WORK TO BE COMPLETED:
Select each line in the data below that contains the string "legend". The match is case-sensitive.

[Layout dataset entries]
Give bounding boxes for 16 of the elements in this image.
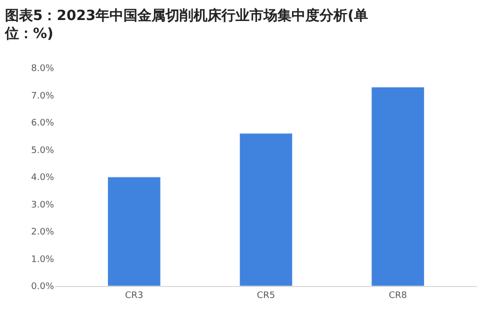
bar: [239, 133, 293, 286]
y-tick-label: 7.0%: [31, 91, 54, 102]
y-tick-label: 8.0%: [31, 64, 54, 74]
y-tick-label: 6.0%: [31, 118, 54, 129]
y-tick-label: 4.0%: [31, 173, 54, 184]
bar: [371, 86, 424, 286]
chart-title: 图表5：2023年中国金属切削机床行业市场集中度分析(单位：%): [4, 6, 368, 42]
y-tick-label: 1.0%: [31, 254, 54, 265]
y-tick-label: 2.0%: [31, 228, 54, 238]
x-tick-label: CR8: [388, 290, 408, 301]
x-tick-label: CR3: [124, 290, 144, 301]
y-tick-label: 0.0%: [31, 282, 54, 292]
y-tick-label: 3.0%: [31, 200, 54, 210]
bar: [108, 176, 161, 286]
y-tick-label: 5.0%: [31, 146, 54, 156]
x-tick-label: CR5: [256, 290, 276, 301]
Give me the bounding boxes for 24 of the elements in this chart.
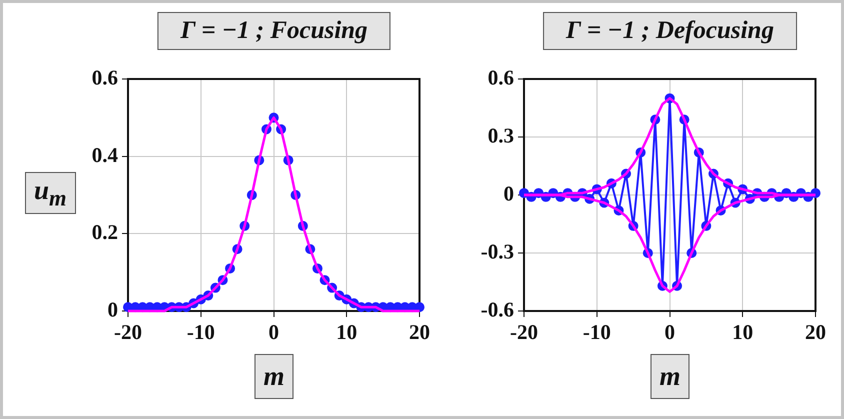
x-tick-label: 10: [336, 320, 358, 344]
x-tick-label: -10: [186, 320, 215, 344]
x-tick-label: 20: [409, 320, 430, 344]
x-tick-label: -20: [510, 320, 538, 344]
y-axis-title: u$_{m}$: [25, 172, 76, 214]
y-tick-label: 0.3: [488, 123, 514, 148]
x-tick-label: 0: [664, 320, 675, 344]
y-tick-label: -0.3: [480, 239, 514, 264]
y-tick-label: 0.6: [92, 65, 118, 90]
x-axis-title: m: [254, 354, 294, 399]
chart-title: Γ = −1 ; Defocusing: [543, 12, 797, 50]
y-tick-label: 0: [504, 181, 514, 206]
x-tick-label: 20: [805, 320, 826, 344]
x-tick-label: 0: [268, 320, 279, 344]
chart-title: Γ = −1 ; Focusing: [157, 12, 391, 50]
x-tick-label: -20: [114, 320, 142, 344]
x-tick-label: 10: [732, 320, 754, 344]
y-tick-label: 0.6: [488, 65, 514, 90]
y-tick-label: 0: [108, 297, 118, 322]
y-tick-label: 0.2: [92, 220, 118, 244]
x-tick-label: -10: [582, 320, 611, 344]
y-tick-label: -0.6: [480, 297, 514, 322]
y-tick-label: 0.4: [92, 142, 118, 167]
x-axis-title: m: [650, 354, 690, 399]
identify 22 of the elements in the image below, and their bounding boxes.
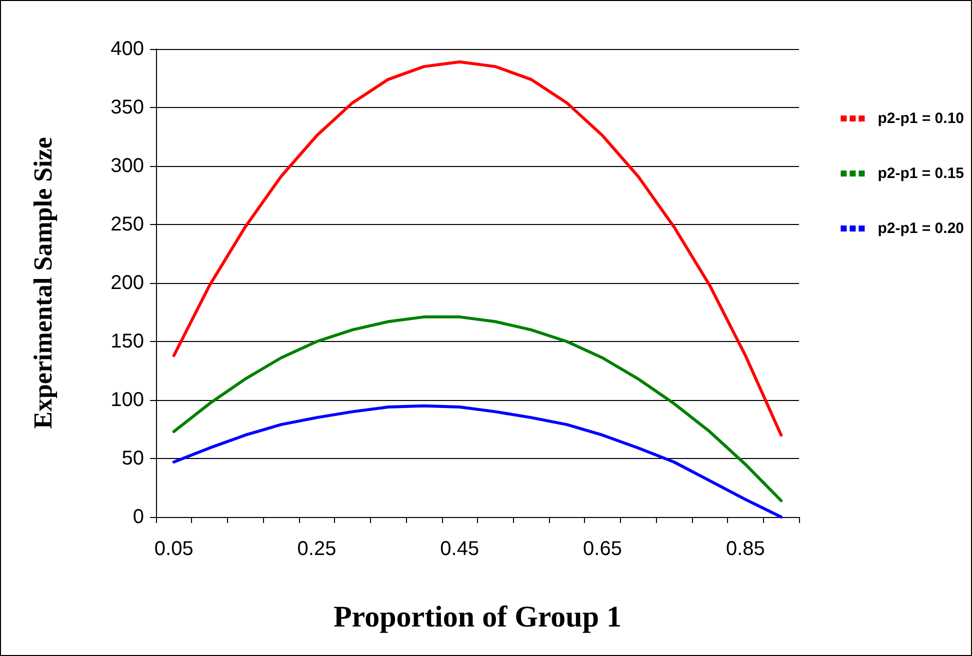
- y-tick-label: 200: [110, 272, 144, 294]
- legend-label: p2-p1 = 0.15: [878, 165, 964, 182]
- y-tick-label: 300: [110, 155, 144, 177]
- x-tick-label: 0.25: [297, 538, 336, 560]
- y-tick-label: 250: [110, 214, 144, 236]
- line-series: [172, 315, 783, 502]
- y-tick-label: 150: [110, 330, 144, 352]
- x-tick-label: 0.65: [583, 538, 622, 560]
- x-tick-label: 0.85: [726, 538, 765, 560]
- y-tick-label: 400: [110, 38, 144, 60]
- legend-label: p2-p1 = 0.10: [878, 110, 964, 127]
- y-tick-label: 50: [122, 448, 144, 470]
- y-tick-label: 350: [110, 96, 144, 118]
- y-tick-label: 100: [110, 389, 144, 411]
- line-series: [172, 404, 783, 518]
- line-series: [172, 60, 783, 437]
- x-tick-label: 0.05: [154, 538, 194, 560]
- legend-label: p2-p1 = 0.20: [878, 220, 964, 237]
- x-axis-title: Proportion of Group 1: [333, 600, 622, 634]
- y-tick-label: 0: [132, 506, 144, 528]
- x-tick-label: 0.45: [440, 538, 480, 560]
- y-axis-title: Experimental Sample Size: [28, 137, 58, 429]
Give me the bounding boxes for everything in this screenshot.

EXERCISE ANSWER:
- legend-label: p2-p1 = 0.15: [878, 165, 964, 182]
- legend-label: p2-p1 = 0.10: [878, 110, 964, 127]
- legend-label: p2-p1 = 0.20: [878, 220, 964, 237]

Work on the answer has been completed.